[Start of Data for this task]

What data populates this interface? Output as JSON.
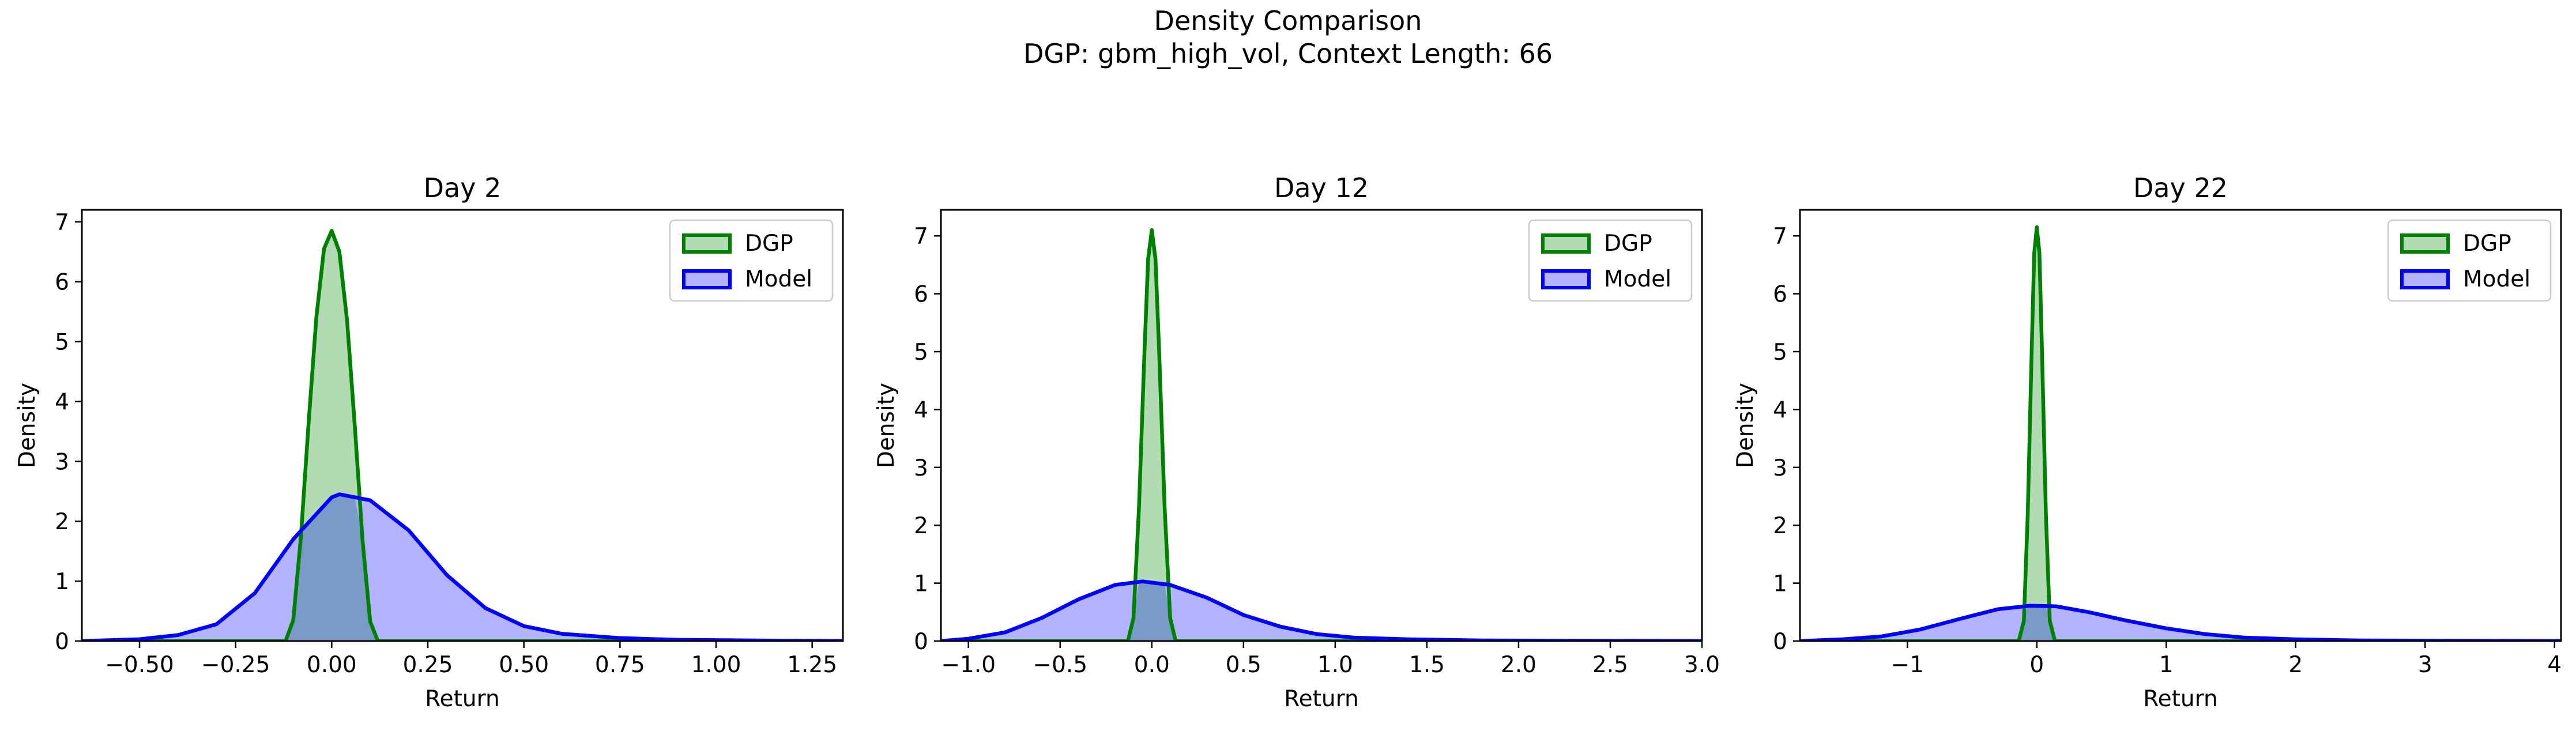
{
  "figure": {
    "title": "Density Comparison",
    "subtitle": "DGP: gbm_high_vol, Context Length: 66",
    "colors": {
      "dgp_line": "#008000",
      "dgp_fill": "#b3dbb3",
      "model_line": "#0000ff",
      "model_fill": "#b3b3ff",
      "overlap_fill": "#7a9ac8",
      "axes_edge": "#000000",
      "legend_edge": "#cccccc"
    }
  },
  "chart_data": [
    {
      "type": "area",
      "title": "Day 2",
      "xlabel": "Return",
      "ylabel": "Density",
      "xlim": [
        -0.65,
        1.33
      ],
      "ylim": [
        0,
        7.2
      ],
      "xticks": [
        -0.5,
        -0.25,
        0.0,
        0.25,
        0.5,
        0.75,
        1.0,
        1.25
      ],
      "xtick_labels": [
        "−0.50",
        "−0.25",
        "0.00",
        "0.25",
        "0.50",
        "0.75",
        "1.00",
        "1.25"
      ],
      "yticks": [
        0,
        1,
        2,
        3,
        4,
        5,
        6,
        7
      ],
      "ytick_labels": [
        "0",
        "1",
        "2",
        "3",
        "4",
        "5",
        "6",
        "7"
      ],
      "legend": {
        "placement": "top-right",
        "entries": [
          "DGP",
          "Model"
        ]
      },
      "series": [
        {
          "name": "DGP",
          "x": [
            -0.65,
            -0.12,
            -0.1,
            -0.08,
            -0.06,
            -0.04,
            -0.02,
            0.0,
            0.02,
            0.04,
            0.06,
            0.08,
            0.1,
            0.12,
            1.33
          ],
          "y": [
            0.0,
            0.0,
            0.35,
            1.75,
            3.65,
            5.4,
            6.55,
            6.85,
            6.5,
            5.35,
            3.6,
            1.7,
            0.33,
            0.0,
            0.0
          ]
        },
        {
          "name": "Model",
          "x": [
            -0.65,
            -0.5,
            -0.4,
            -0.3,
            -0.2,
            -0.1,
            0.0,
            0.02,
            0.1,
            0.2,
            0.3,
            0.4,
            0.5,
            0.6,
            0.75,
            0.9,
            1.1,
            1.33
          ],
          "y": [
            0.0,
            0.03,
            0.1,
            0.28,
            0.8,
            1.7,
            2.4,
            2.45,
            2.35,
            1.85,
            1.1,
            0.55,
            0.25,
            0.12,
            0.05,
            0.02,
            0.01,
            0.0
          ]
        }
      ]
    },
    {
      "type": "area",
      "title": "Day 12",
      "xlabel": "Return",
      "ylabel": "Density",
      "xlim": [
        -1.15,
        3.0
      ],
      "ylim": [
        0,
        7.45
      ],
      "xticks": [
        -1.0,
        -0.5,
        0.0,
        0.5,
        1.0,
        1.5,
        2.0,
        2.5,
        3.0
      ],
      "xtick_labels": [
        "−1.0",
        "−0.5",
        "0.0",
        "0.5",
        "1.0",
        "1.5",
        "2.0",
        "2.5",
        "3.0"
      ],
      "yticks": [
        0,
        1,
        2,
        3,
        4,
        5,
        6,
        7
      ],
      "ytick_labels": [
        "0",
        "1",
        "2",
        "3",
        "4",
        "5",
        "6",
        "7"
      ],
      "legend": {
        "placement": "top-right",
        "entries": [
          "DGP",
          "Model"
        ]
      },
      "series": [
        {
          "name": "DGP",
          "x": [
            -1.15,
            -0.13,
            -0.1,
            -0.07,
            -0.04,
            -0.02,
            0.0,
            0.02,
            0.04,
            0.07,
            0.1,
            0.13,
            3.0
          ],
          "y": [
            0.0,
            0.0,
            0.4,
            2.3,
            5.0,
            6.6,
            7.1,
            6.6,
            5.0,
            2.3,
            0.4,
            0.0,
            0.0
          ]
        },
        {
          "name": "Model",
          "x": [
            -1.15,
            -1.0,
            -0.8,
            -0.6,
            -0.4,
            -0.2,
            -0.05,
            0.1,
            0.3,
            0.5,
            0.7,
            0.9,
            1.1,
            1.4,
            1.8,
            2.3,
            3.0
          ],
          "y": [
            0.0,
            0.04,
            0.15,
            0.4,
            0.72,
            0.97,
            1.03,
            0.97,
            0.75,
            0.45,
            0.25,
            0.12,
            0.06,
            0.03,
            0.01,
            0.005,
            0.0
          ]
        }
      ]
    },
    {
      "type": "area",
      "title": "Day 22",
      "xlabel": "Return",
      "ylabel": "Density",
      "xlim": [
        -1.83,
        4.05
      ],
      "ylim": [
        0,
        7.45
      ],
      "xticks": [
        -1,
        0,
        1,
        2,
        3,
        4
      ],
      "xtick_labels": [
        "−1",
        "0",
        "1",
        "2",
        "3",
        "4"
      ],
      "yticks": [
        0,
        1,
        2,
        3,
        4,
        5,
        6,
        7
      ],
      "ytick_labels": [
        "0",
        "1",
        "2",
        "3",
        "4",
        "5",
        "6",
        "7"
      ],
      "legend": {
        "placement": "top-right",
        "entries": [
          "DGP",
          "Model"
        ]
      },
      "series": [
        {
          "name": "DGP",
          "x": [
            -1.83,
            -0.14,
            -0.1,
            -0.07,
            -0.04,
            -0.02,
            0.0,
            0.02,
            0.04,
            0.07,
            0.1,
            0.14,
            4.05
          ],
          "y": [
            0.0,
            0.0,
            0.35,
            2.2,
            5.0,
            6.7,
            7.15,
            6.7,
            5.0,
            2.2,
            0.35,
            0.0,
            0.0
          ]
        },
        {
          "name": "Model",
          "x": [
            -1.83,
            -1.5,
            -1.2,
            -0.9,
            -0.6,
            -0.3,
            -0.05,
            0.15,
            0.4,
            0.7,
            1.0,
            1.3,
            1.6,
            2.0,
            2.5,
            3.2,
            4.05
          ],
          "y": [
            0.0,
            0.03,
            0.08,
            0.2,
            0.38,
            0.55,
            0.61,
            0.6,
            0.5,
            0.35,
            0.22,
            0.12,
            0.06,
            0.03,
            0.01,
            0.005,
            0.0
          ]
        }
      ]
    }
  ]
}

[End of Data for this task]
[Start of Data for this task]

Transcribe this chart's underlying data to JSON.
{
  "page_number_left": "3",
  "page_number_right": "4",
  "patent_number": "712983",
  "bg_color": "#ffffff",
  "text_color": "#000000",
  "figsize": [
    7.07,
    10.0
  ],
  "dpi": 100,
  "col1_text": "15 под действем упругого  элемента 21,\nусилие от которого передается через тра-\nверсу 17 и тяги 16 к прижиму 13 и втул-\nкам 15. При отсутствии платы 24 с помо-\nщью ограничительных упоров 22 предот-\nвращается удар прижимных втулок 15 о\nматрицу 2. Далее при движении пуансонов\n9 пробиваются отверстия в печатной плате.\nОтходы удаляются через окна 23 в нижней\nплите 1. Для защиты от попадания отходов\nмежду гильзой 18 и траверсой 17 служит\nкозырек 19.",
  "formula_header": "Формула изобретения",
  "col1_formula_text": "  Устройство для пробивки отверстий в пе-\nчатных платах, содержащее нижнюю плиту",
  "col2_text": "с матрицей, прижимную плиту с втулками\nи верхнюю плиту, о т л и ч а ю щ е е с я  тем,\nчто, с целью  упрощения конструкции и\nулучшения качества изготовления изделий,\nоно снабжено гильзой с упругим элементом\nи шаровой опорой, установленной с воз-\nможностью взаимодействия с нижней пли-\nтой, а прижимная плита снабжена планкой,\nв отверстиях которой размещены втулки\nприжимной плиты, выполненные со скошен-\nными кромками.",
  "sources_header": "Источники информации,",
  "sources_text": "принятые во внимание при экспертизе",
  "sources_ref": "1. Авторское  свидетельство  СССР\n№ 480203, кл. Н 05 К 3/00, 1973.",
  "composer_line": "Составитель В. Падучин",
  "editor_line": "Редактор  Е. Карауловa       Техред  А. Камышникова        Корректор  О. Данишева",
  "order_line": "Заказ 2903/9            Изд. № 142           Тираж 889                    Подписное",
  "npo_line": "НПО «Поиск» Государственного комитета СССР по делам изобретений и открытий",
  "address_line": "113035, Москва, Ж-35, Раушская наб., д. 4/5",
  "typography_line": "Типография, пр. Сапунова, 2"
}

[End of Data for this task]

▶ _Request_: How many lines of these entries contain "СССР"? Answer with the number and nothing else.

▶ _The output_: 2